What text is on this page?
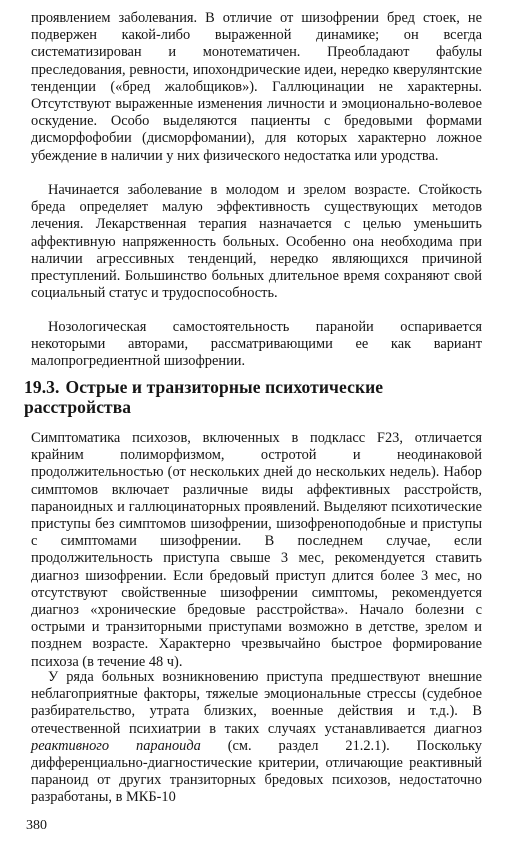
проявлением заболевания. В отличие от шизофрении бред стоек, не подвержен какой-либо выраженной динамике; он всегда систематизирован и монотематичен. Преобладают фабулы преследования, ревности, ипохондрические идеи, нередко кверулянтские тенденции («бред жалобщиков»). Галлюцинации не характерны. Отсутствуют выраженные изменения личности и эмоционально-волевое оскудение. Особо выделяются пациенты с бредовыми формами дисморфофобии (дисморфомании), для которых характерно ложное убеждение в наличии у них физического недостатка или уродства.

Начинается заболевание в молодом и зрелом возрасте. Стойкость бреда определяет малую эффективность существующих методов лечения. Лекарственная терапия назначается с целью уменьшить аффективную напряженность больных. Особенно она необходима при наличии агрессивных тенденций, нередко являющихся причиной преступлений. Большинство больных длительное время сохраняют свой социальный статус и трудоспособность.

Нозологическая самостоятельность паранойи оспаривается некоторыми авторами, рассматривающими ее как вариант малопрогредиентной шизофрении.

19.3. Острые и транзиторные психотические расстройства

Симптоматика психозов, включенных в подкласс F23, отличается крайним полиморфизмом, остротой и неодинаковой продолжительностью (от нескольких дней до нескольких недель). Набор симптомов включает различные виды аффективных расстройств, параноидных и галлюцинаторных проявлений. Выделяют психотические приступы без симптомов шизофрении, шизофреноподобные и приступы с симптомами шизофрении. В последнем случае, если продолжительность приступа свыше 3 мес, рекомендуется ставить диагноз шизофрении. Если бредовый приступ длится более 3 мес, но отсутствуют свойственные шизофрении симптомы, рекомендуется диагноз «хронические бредовые расстройства». Начало болезни с острыми и транзиторными приступами возможно в детстве, зрелом и позднем возрасте. Характерно чрезвычайно быстрое формирование психоза (в течение 48 ч).

У ряда больных возникновению приступа предшествуют внешние неблагоприятные факторы, тяжелые эмоциональные стрессы (судебное разбирательство, утрата близких, военные действия и т.д.). В отечественной психиатрии в таких случаях устанавливается диагноз реактивного параноида (см. раздел 21.2.1). Поскольку дифференциально-диагностические критерии, отличающие реактивный параноид от других транзиторных бредовых психозов, недостаточно разработаны, в МКБ-10

380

◆ ◆ ◆

* GIVEN TASK:
Leave out the pictures and print every line of the data exactly.

* SOLUTION BELOW:
What text is on this page?
проявлением заболевания. В отличие от шизофрении бред стоек, не подвержен какой-либо выраженной динамике; он всегда систематизирован и монотематичен. Преобладают фабулы преследования, ревности, ипохондрические идеи, нередко кверулянтские тенденции («бред жалобщиков»). Галлюцинации не характерны. Отсутствуют выраженные изменения личности и эмоционально-волевое оскудение. Особо выделяются пациенты с бредовыми формами дисморфофобии (дисморфомании), для которых характерно ложное убеждение в наличии у них физического недостатка или уродства.

Начинается заболевание в молодом и зрелом возрасте. Стойкость бреда определяет малую эффективность существующих методов лечения. Лекарственная терапия назначается с целью уменьшить аффективную напряженность больных. Особенно она необходима при наличии агрессивных тенденций, нередко являющихся причиной преступлений. Большинство больных длительное время сохраняют свой социальный статус и трудоспособность.

Нозологическая самостоятельность паранойи оспаривается некоторыми авторами, рассматривающими ее как вариант малопрогредиентной шизофрении.

19.3. Острые и транзиторные психотические расстройства

Симптоматика психозов, включенных в подкласс F23, отличается крайним полиморфизмом, остротой и неодинаковой продолжительностью (от нескольких дней до нескольких недель). Набор симптомов включает различные виды аффективных расстройств, параноидных и галлюцинаторных проявлений. Выделяют психотические приступы без симптомов шизофрении, шизофреноподобные и приступы с симптомами шизофрении. В последнем случае, если продолжительность приступа свыше 3 мес, рекомендуется ставить диагноз шизофрении. Если бредовый приступ длится более 3 мес, но отсутствуют свойственные шизофрении симптомы, рекомендуется диагноз «хронические бредовые расстройства». Начало болезни с острыми и транзиторными приступами возможно в детстве, зрелом и позднем возрасте. Характерно чрезвычайно быстрое формирование психоза (в течение 48 ч).

У ряда больных возникновению приступа предшествуют внешние неблагоприятные факторы, тяжелые эмоциональные стрессы (судебное разбирательство, утрата близких, военные действия и т.д.). В отечественной психиатрии в таких случаях устанавливается диагноз реактивного параноида (см. раздел 21.2.1). Поскольку дифференциально-диагностические критерии, отличающие реактивный параноид от других транзиторных бредовых психозов, недостаточно разработаны, в МКБ-10

380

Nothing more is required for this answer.